▸ **The request**
Set down the material below in full, matching it exactly.

▸ **Material provided**
= = =

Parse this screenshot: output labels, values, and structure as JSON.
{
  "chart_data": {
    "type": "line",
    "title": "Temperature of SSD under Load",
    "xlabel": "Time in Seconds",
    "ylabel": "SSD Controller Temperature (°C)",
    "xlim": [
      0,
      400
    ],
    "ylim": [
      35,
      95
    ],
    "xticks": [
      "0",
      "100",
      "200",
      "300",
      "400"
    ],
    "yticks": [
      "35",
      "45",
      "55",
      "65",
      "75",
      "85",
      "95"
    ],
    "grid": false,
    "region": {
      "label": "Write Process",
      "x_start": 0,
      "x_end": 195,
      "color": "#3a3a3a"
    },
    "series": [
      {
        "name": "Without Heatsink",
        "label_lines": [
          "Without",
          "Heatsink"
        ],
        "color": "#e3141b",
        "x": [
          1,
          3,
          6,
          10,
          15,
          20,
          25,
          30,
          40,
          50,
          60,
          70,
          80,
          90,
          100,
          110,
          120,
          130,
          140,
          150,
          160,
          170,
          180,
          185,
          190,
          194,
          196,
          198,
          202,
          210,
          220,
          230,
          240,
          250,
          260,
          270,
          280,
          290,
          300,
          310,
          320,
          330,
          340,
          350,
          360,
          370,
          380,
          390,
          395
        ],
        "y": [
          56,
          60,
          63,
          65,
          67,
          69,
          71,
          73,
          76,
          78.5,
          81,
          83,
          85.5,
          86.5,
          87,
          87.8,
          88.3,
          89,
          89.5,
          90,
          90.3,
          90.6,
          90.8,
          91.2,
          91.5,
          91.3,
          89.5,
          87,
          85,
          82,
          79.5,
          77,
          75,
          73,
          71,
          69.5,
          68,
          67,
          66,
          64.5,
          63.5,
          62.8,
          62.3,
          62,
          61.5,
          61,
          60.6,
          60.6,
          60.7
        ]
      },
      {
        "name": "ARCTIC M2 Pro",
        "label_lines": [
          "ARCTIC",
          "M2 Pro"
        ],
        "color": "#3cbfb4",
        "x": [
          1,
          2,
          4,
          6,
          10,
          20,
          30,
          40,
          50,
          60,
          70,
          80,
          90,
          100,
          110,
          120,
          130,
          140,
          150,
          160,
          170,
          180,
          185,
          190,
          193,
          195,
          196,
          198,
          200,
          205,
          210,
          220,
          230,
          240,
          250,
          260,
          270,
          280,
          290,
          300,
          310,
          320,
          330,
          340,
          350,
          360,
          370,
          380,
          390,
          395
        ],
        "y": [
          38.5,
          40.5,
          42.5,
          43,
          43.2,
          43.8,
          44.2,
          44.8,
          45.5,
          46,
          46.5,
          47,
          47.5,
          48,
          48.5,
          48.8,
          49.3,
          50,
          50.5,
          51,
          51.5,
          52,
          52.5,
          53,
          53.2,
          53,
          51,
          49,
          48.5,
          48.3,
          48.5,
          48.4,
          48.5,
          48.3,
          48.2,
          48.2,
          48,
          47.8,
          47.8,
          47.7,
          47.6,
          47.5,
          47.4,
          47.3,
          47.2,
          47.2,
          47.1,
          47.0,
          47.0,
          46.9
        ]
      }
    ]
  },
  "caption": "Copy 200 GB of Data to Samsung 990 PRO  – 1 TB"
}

= = =

▸ **Task answer**
Parse this screenshot: output labels, values, and structure as JSON.
{
  "chart_data": {
    "type": "line",
    "title": "Temperature of SSD under Load",
    "xlabel": "Time in Seconds",
    "ylabel": "SSD Controller Temperature (°C)",
    "xlim": [
      0,
      400
    ],
    "ylim": [
      35,
      95
    ],
    "xticks": [
      "0",
      "100",
      "200",
      "300",
      "400"
    ],
    "yticks": [
      "35",
      "45",
      "55",
      "65",
      "75",
      "85",
      "95"
    ],
    "grid": false,
    "region": {
      "label": "Write Process",
      "x_start": 0,
      "x_end": 195,
      "color": "#3a3a3a"
    },
    "series": [
      {
        "name": "Without Heatsink",
        "label_lines": [
          "Without",
          "Heatsink"
        ],
        "color": "#e3141b",
        "x": [
          1,
          3,
          6,
          10,
          15,
          20,
          25,
          30,
          40,
          50,
          60,
          70,
          80,
          90,
          100,
          110,
          120,
          130,
          140,
          150,
          160,
          170,
          180,
          185,
          190,
          194,
          196,
          198,
          202,
          210,
          220,
          230,
          240,
          250,
          260,
          270,
          280,
          290,
          300,
          310,
          320,
          330,
          340,
          350,
          360,
          370,
          380,
          390,
          395
        ],
        "y": [
          56,
          60,
          63,
          65,
          67,
          69,
          71,
          73,
          76,
          78.5,
          81,
          83,
          85.5,
          86.5,
          87,
          87.8,
          88.3,
          89,
          89.5,
          90,
          90.3,
          90.6,
          90.8,
          91.2,
          91.5,
          91.3,
          89.5,
          87,
          85,
          82,
          79.5,
          77,
          75,
          73,
          71,
          69.5,
          68,
          67,
          66,
          64.5,
          63.5,
          62.8,
          62.3,
          62,
          61.5,
          61,
          60.6,
          60.6,
          60.7
        ]
      },
      {
        "name": "ARCTIC M2 Pro",
        "label_lines": [
          "ARCTIC",
          "M2 Pro"
        ],
        "color": "#3cbfb4",
        "x": [
          1,
          2,
          4,
          6,
          10,
          20,
          30,
          40,
          50,
          60,
          70,
          80,
          90,
          100,
          110,
          120,
          130,
          140,
          150,
          160,
          170,
          180,
          185,
          190,
          193,
          195,
          196,
          198,
          200,
          205,
          210,
          220,
          230,
          240,
          250,
          260,
          270,
          280,
          290,
          300,
          310,
          320,
          330,
          340,
          350,
          360,
          370,
          380,
          390,
          395
        ],
        "y": [
          38.5,
          40.5,
          42.5,
          43,
          43.2,
          43.8,
          44.2,
          44.8,
          45.5,
          46,
          46.5,
          47,
          47.5,
          48,
          48.5,
          48.8,
          49.3,
          50,
          50.5,
          51,
          51.5,
          52,
          52.5,
          53,
          53.2,
          53,
          51,
          49,
          48.5,
          48.3,
          48.5,
          48.4,
          48.5,
          48.3,
          48.2,
          48.2,
          48,
          47.8,
          47.8,
          47.7,
          47.6,
          47.5,
          47.4,
          47.3,
          47.2,
          47.2,
          47.1,
          47.0,
          47.0,
          46.9
        ]
      }
    ]
  },
  "caption": "Copy 200 GB of Data to Samsung 990 PRO  – 1 TB"
}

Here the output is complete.